→ **Objective**
Could you copy out all of the records below word for word, leaving out the pictures?

──────────

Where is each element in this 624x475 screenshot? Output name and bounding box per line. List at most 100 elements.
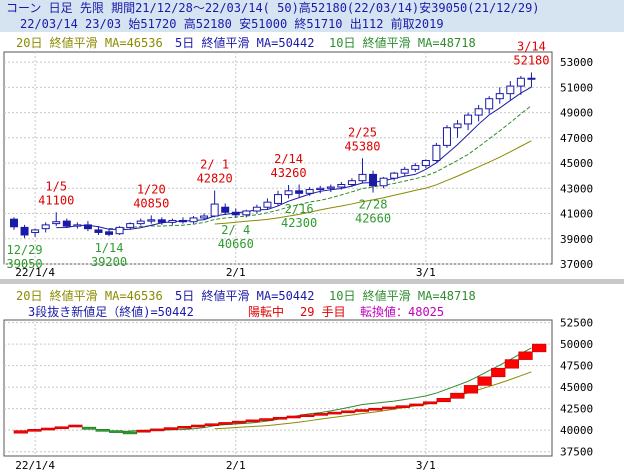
kagi-brick-up [395,405,410,408]
kagi-brick-up [218,422,233,425]
ma20-line [214,140,532,225]
kagi-brick-up [54,426,69,430]
y-tick-label: 42500 [560,403,593,416]
candle-body [210,203,219,217]
kagi-brick-down [95,429,110,432]
low-annotation-value: 42300 [281,216,317,230]
candle-body [178,219,187,223]
legend-ma5: 5日 終値平滑 MA=50442 [175,35,314,50]
x-tick-label: 22/1/4 [15,266,55,279]
kagi-brick-up [368,407,383,411]
low-annotation-date: 12/29 [6,243,42,257]
kagi-brick-up [300,414,315,417]
high-annotation-date: 1/5 [45,179,67,193]
legend-ma10: 10日 終値平滑 MA=48718 [329,35,476,50]
bottom-plot-frame [3,319,553,457]
candle-body [506,85,515,95]
legend-ma5-lower: 5日 終値平滑 MA=50442 [175,288,314,303]
y-tick-label: 49000 [560,107,593,120]
chart-header-line1: コーン 日足 先限 期間21/12/28～22/03/14( 50)高52180… [0,0,624,16]
candle-body [485,98,494,110]
y-tick-label: 52500 [560,317,593,330]
kagi-brick-up [450,392,465,399]
kagi-brick-up [136,429,151,433]
kagi-switch: 転換値：48025 [360,304,444,319]
high-annotation-date: 2/14 [274,152,303,166]
candle-body [326,186,335,189]
candle-body [516,77,525,87]
high-annotation-value: 42820 [197,172,233,186]
y-tick-label: 40000 [560,424,593,437]
kagi-brick-up [40,427,56,431]
candle-body [126,223,135,228]
legend-ma20-lower: 20日 終値平滑 MA=46536 [16,288,163,303]
ma5-line [56,86,532,231]
kagi-brick-up [436,398,451,403]
kagi-brick-up [68,424,83,428]
x-tick-label: 3/1 [416,266,436,279]
candle-body [411,165,420,170]
kagi-brick-up [245,419,260,423]
ma10-line [109,347,532,433]
high-annotation-date: 3/14 [517,39,546,53]
kagi-brick-up [504,359,520,369]
panel-separator [0,279,624,284]
kagi-brick-up [204,423,219,427]
legend-ma10-lower: 10日 終値平滑 MA=48718 [329,288,476,303]
kagi-brick-up [27,429,42,432]
kagi-brick-up [313,413,329,416]
candle-body [263,201,272,208]
low-annotation-date: 1/14 [95,241,124,255]
kagi-brick-up [422,401,438,405]
x-tick-label: 2/1 [226,266,246,279]
y-tick-label: 51000 [560,81,593,94]
high-annotation-date: 2/ 1 [200,158,229,172]
candle-body [358,173,367,182]
y-tick-label: 45000 [560,157,593,170]
kagi-brick-up [259,418,274,421]
y-tick-label: 37000 [560,258,593,271]
high-annotation-value: 40850 [133,196,169,210]
candle-body [221,206,230,213]
kagi-brick-up [191,424,206,428]
candle-body [474,108,483,116]
low-annotation-value: 39200 [91,255,127,269]
kagi-info: 3段抜き新値足（終値)=50442 [28,304,194,319]
y-tick-label: 47000 [560,132,593,145]
candle-body [527,77,536,80]
candle-body [157,219,166,223]
kagi-brick-up [286,415,301,419]
low-annotation-date: 2/16 [285,202,314,216]
kagi-brick-down [109,430,124,433]
high-annotation-date: 1/20 [137,182,166,196]
kagi-brick-up [150,428,165,432]
kagi-chart: 37500 40000 42500 45000 47500 50000 52500 22/1… [3,288,593,472]
kagi-brick-up [354,409,369,412]
candle-body [20,226,29,236]
kagi-brick-up [272,416,288,420]
kagi-brick-up [477,376,492,386]
candle-body [136,220,145,225]
y-tick-label: 43000 [560,182,593,195]
candle-body [400,168,409,174]
candle-body [31,229,40,233]
low-annotation-date: 2/28 [359,198,388,212]
candle-body [337,184,346,188]
candle-body [390,172,399,179]
candle-body [105,231,114,235]
candle-body [62,220,71,227]
ma10-line [109,105,532,230]
high-annotation-value: 45380 [344,139,380,153]
candle-body [73,224,82,227]
candle-body [284,190,293,196]
kagi-brick-up [163,427,178,430]
candle-body [347,180,356,185]
candle-body [231,211,240,216]
candle-body [115,226,124,235]
y-tick-label: 45000 [560,381,593,394]
y-tick-label: 47500 [560,360,593,373]
kagi-state: 陽転中 [248,304,284,319]
high-annotation-date: 2/25 [348,125,377,139]
kagi-brick-up [382,406,397,410]
kagi-brick-up [409,403,424,407]
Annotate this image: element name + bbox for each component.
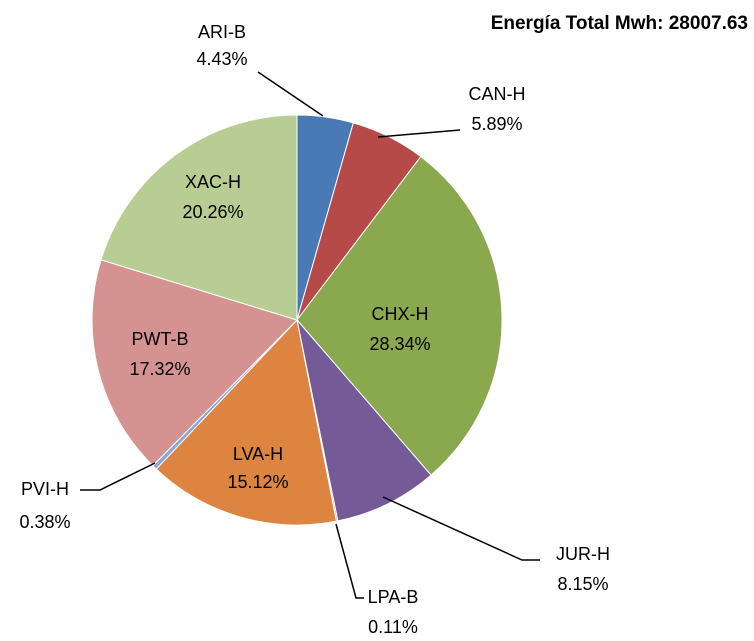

──────────

→ **Result for this task**
Where is each element in this 624x475 screenshot? Output name and bounding box per line. List at most 100 elements.
kagi-brick-up [395,405,410,408]
kagi-brick-up [218,422,233,425]
ma20-line [214,140,532,225]
kagi-brick-up [54,426,69,430]
y-tick-label: 42500 [560,403,593,416]
candle-body [210,203,219,217]
kagi-brick-down [95,429,110,432]
low-annotation-value: 42300 [281,216,317,230]
candle-body [178,219,187,223]
legend-ma5: 5日 終値平滑 MA=50442 [175,35,314,50]
x-tick-label: 22/1/4 [15,266,55,279]
kagi-brick-up [368,407,383,411]
low-annotation-date: 12/29 [6,243,42,257]
kagi-brick-up [300,414,315,417]
high-annotation-date: 1/5 [45,179,67,193]
legend-ma10: 10日 終値平滑 MA=48718 [329,35,476,50]
bottom-plot-frame [3,319,553,457]
candle-body [506,85,515,95]
legend-ma5-lower: 5日 終値平滑 MA=50442 [175,288,314,303]
y-tick-label: 49000 [560,107,593,120]
chart-header-line1: コーン 日足 先限 期間21/12/28～22/03/14( 50)高52180… [0,0,624,16]
candle-body [485,98,494,110]
y-tick-label: 52500 [560,317,593,330]
kagi-brick-up [450,392,465,399]
kagi-brick-up [136,429,151,433]
kagi-switch: 転換値：48025 [360,304,444,319]
high-annotation-date: 2/14 [274,152,303,166]
candle-body [326,186,335,189]
candle-body [516,77,525,87]
high-annotation-value: 42820 [197,172,233,186]
y-tick-label: 40000 [560,424,593,437]
kagi-brick-up [40,427,56,431]
candle-body [126,223,135,228]
legend-ma20-lower: 20日 終値平滑 MA=46536 [16,288,163,303]
ma5-line [56,86,532,231]
kagi-brick-up [436,398,451,403]
kagi-brick-up [68,424,83,428]
x-tick-label: 3/1 [416,266,436,279]
candle-body [411,165,420,170]
kagi-brick-up [245,419,260,423]
ma10-line [109,347,532,433]
high-annotation-date: 3/14 [517,39,546,53]
kagi-brick-up [504,359,520,369]
panel-separator [0,279,624,284]
kagi-brick-up [204,423,219,427]
legend-ma10-lower: 10日 終値平滑 MA=48718 [329,288,476,303]
kagi-brick-up [27,429,42,432]
kagi-brick-up [313,413,329,416]
candle-body [263,201,272,208]
low-annotation-date: 1/14 [95,241,124,255]
kagi-brick-up [422,401,438,405]
x-tick-label: 2/1 [226,266,246,279]
y-tick-label: 51000 [560,81,593,94]
high-annotation-date: 2/ 1 [200,158,229,172]
candle-body [358,173,367,182]
y-tick-label: 45000 [560,157,593,170]
kagi-brick-up [259,418,274,421]
y-tick-label: 37000 [560,258,593,271]
high-annotation-value: 40850 [133,196,169,210]
candle-body [221,206,230,213]
kagi-brick-up [191,424,206,428]
candle-body [474,108,483,116]
low-annotation-value: 39200 [91,255,127,269]
kagi-info: 3段抜き新値足（終値)=50442 [28,304,194,319]
y-tick-label: 47000 [560,132,593,145]
candle-body [527,77,536,80]
candle-body [157,219,166,223]
kagi-brick-up [286,415,301,419]
low-annotation-date: 2/16 [285,202,314,216]
kagi-brick-down [109,430,124,433]
high-annotation-date: 1/20 [137,182,166,196]
kagi-brick-up [150,428,165,432]
kagi-chart: 37500 40000 42500 45000 47500 50000 52500 22/1… [3,288,593,472]
kagi-brick-up [354,409,369,412]
candle-body [20,226,29,236]
kagi-brick-up [272,416,288,420]
kagi-brick-up [477,376,492,386]
candle-body [136,220,145,225]
y-tick-label: 43000 [560,182,593,195]
candle-body [400,168,409,174]
candle-body [31,229,40,233]
low-annotation-date: 2/28 [359,198,388,212]
candle-body [337,184,346,188]
candle-body [390,172,399,179]
candle-body [105,231,114,235]
candle-body [62,220,71,227]
ma10-line [109,105,532,230]
high-annotation-value: 45380 [344,139,380,153]
candle-body [73,224,82,227]
candle-body [284,190,293,196]
kagi-brick-up [163,427,178,430]
candle-body [347,180,356,185]
candle-body [231,211,240,216]
candle-body [115,226,124,235]
y-tick-label: 45000 [560,381,593,394]
y-tick-label: 47500 [560,360,593,373]
kagi-state: 陽転中 [248,304,284,319]
high-annotation-date: 2/25 [348,125,377,139]
kagi-brick-up [382,406,397,410]
kagi-brick-up [409,403,424,407]
Annotate this image: element name + bbox for each component.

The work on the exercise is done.